■ **Goal of the exercise**: Find the lines that hold "ffffff". Report only how many there are.

■ **Items from a data source**:
== == ==

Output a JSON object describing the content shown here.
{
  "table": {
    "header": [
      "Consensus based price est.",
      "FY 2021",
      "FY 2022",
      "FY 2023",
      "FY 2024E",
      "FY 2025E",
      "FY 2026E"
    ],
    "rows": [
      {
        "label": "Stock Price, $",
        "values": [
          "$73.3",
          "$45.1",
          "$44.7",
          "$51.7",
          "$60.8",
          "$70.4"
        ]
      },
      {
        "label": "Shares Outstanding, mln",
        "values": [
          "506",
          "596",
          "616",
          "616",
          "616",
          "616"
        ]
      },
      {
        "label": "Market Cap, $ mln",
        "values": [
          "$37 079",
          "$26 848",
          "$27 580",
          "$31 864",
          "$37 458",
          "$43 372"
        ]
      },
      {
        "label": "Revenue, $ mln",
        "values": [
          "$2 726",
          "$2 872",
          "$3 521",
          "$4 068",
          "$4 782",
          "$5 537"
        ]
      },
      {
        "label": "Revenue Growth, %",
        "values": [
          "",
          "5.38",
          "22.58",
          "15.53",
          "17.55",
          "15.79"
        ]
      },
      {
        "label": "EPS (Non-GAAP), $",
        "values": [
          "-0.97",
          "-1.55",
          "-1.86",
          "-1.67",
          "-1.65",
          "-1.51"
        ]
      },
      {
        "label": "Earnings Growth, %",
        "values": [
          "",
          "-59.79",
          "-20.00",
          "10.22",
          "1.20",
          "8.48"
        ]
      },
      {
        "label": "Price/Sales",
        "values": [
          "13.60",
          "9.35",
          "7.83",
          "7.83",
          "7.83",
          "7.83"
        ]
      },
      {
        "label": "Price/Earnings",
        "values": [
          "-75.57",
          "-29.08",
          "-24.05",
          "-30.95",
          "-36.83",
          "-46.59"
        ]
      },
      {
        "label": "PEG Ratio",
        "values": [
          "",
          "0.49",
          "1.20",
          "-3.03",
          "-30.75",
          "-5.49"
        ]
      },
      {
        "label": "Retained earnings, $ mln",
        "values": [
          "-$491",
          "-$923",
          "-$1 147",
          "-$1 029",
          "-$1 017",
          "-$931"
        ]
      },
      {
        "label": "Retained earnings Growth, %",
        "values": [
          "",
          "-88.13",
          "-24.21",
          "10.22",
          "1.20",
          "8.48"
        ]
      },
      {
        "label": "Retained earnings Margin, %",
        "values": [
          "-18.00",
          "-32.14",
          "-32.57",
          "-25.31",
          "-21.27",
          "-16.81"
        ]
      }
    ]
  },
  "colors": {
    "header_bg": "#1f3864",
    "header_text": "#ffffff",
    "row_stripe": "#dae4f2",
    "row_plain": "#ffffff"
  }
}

== == ==

■ **Solved problem**: 2